- **SHORT TASK**:
Look through the data below and return each line where "Analysis" appears.

══════════════════════════════

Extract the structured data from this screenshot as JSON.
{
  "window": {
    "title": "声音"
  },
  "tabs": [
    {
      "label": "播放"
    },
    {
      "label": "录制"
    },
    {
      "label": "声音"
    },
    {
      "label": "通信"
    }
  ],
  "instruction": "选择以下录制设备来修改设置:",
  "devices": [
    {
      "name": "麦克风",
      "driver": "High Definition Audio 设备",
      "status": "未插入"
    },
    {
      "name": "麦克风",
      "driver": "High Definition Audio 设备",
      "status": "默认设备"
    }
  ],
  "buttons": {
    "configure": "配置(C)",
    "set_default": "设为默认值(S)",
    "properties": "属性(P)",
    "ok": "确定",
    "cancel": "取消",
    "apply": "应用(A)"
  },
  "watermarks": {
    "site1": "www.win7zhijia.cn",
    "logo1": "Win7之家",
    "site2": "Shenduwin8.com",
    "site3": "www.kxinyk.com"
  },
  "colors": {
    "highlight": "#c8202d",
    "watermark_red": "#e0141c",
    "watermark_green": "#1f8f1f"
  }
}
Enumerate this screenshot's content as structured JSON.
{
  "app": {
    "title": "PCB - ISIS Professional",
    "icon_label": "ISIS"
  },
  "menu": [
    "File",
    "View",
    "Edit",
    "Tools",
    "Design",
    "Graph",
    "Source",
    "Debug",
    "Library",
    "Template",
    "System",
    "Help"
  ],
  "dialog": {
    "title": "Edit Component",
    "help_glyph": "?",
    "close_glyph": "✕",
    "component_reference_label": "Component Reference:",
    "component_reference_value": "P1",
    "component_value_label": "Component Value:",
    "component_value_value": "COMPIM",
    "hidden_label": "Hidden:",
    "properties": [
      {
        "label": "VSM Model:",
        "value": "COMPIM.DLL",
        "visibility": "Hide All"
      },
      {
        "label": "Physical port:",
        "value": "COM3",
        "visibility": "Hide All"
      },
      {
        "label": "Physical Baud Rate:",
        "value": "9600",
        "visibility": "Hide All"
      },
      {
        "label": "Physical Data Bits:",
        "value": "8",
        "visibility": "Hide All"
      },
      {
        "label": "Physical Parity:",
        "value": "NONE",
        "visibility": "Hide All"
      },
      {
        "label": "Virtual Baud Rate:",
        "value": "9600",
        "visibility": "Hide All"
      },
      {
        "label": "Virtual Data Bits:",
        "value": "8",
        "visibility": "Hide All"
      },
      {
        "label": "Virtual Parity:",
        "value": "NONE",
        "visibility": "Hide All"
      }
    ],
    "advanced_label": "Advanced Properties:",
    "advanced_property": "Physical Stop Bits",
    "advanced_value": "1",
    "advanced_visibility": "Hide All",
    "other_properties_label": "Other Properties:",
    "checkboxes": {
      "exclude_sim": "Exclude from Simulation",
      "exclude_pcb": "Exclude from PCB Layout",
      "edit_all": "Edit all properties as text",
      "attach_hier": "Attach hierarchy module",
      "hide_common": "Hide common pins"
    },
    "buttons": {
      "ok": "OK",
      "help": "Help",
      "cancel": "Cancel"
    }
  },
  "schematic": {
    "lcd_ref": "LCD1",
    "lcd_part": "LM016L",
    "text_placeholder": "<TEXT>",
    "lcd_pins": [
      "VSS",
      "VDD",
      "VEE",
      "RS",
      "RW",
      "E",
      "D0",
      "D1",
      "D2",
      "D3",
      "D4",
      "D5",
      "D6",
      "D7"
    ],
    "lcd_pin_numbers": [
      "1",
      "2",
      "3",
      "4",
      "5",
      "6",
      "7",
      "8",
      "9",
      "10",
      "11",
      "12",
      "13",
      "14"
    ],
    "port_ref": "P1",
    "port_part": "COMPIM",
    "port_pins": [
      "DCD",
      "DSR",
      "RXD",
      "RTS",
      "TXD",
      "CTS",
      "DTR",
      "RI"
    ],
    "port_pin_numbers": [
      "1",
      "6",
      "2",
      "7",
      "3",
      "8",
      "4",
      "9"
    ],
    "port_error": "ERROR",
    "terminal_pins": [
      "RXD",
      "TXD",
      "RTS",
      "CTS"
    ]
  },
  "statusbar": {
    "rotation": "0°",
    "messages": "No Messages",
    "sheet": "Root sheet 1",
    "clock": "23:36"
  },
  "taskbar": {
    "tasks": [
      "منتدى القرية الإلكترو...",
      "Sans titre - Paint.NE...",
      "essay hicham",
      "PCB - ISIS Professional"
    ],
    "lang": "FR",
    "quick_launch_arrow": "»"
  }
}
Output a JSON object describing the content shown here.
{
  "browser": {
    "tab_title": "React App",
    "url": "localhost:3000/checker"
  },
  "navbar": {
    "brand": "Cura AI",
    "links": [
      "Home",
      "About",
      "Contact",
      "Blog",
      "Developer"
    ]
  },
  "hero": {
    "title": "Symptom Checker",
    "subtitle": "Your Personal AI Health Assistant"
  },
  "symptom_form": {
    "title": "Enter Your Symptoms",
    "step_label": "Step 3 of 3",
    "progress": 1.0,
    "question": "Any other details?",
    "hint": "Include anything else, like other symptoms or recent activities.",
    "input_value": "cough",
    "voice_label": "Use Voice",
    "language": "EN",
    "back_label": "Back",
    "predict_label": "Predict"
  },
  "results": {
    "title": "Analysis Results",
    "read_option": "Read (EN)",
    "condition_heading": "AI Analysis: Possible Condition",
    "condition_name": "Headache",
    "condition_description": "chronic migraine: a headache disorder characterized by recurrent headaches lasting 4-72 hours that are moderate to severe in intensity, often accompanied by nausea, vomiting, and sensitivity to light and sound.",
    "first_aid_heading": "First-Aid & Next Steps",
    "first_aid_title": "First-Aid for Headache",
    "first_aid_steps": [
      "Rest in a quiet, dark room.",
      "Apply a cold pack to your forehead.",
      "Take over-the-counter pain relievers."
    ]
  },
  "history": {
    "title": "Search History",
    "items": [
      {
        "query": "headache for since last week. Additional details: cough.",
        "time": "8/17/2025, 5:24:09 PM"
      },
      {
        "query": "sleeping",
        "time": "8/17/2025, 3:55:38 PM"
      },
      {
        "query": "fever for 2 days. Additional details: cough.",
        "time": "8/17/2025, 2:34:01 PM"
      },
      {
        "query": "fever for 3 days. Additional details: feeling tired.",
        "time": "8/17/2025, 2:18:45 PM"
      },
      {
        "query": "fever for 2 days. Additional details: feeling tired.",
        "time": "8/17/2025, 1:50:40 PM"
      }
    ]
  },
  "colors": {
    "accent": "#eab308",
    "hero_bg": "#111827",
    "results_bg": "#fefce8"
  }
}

══════════════════════════════

- **EXERCISE RESULT**:
    "title": "Analysis Results",
    "condition_heading": "AI Analysis: Possible Condition",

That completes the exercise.